## start

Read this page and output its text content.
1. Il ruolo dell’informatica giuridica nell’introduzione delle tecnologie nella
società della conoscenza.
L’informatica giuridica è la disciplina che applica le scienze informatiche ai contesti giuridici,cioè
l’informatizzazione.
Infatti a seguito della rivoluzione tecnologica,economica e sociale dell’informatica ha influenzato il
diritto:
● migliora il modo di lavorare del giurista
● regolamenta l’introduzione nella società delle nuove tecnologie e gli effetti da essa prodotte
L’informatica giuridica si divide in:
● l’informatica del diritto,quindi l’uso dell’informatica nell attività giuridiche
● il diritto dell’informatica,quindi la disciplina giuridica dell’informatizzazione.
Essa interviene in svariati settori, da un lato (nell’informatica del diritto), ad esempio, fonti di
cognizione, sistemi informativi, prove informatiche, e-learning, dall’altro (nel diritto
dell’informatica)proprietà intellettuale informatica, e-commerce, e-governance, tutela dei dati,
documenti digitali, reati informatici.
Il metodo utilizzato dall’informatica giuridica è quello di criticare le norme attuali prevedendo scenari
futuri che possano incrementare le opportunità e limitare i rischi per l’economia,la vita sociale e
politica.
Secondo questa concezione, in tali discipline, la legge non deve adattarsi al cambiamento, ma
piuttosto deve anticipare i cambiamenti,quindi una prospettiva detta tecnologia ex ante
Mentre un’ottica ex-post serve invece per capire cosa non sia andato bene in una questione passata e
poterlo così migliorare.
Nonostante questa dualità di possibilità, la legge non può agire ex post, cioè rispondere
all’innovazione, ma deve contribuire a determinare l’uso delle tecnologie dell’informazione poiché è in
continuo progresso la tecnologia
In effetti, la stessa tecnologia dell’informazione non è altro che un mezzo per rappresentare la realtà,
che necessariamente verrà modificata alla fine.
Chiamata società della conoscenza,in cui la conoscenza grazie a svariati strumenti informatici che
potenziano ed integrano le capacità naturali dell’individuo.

## end

- _Short task_: Output the lines above verbatim and in full.

- _Reply_:
Read this page and output its text content.
1. Il ruolo dell’informatica giuridica nell’introduzione delle tecnologie nella
società della conoscenza.
L’informatica giuridica è la disciplina che applica le scienze informatiche ai contesti giuridici,cioè
l’informatizzazione.
Infatti a seguito della rivoluzione tecnologica,economica e sociale dell’informatica ha influenzato il
diritto:
● migliora il modo di lavorare del giurista
● regolamenta l’introduzione nella società delle nuove tecnologie e gli effetti da essa prodotte
L’informatica giuridica si divide in:
● l’informatica del diritto,quindi l’uso dell’informatica nell attività giuridiche
● il diritto dell’informatica,quindi la disciplina giuridica dell’informatizzazione.
Essa interviene in svariati settori, da un lato (nell’informatica del diritto), ad esempio, fonti di
cognizione, sistemi informativi, prove informatiche, e-learning, dall’altro (nel diritto
dell’informatica)proprietà intellettuale informatica, e-commerce, e-governance, tutela dei dati,
documenti digitali, reati informatici.
Il metodo utilizzato dall’informatica giuridica è quello di criticare le norme attuali prevedendo scenari
futuri che possano incrementare le opportunità e limitare i rischi per l’economia,la vita sociale e
politica.
Secondo questa concezione, in tali discipline, la legge non deve adattarsi al cambiamento, ma
piuttosto deve anticipare i cambiamenti,quindi una prospettiva detta tecnologia ex ante
Mentre un’ottica ex-post serve invece per capire cosa non sia andato bene in una questione passata e
poterlo così migliorare.
Nonostante questa dualità di possibilità, la legge non può agire ex post, cioè rispondere
all’innovazione, ma deve contribuire a determinare l’uso delle tecnologie dell’informazione poiché è in
continuo progresso la tecnologia
In effetti, la stessa tecnologia dell’informazione non è altro che un mezzo per rappresentare la realtà,
che necessariamente verrà modificata alla fine.
Chiamata società della conoscenza,in cui la conoscenza grazie a svariati strumenti informatici che
potenziano ed integrano le capacità naturali dell’individuo.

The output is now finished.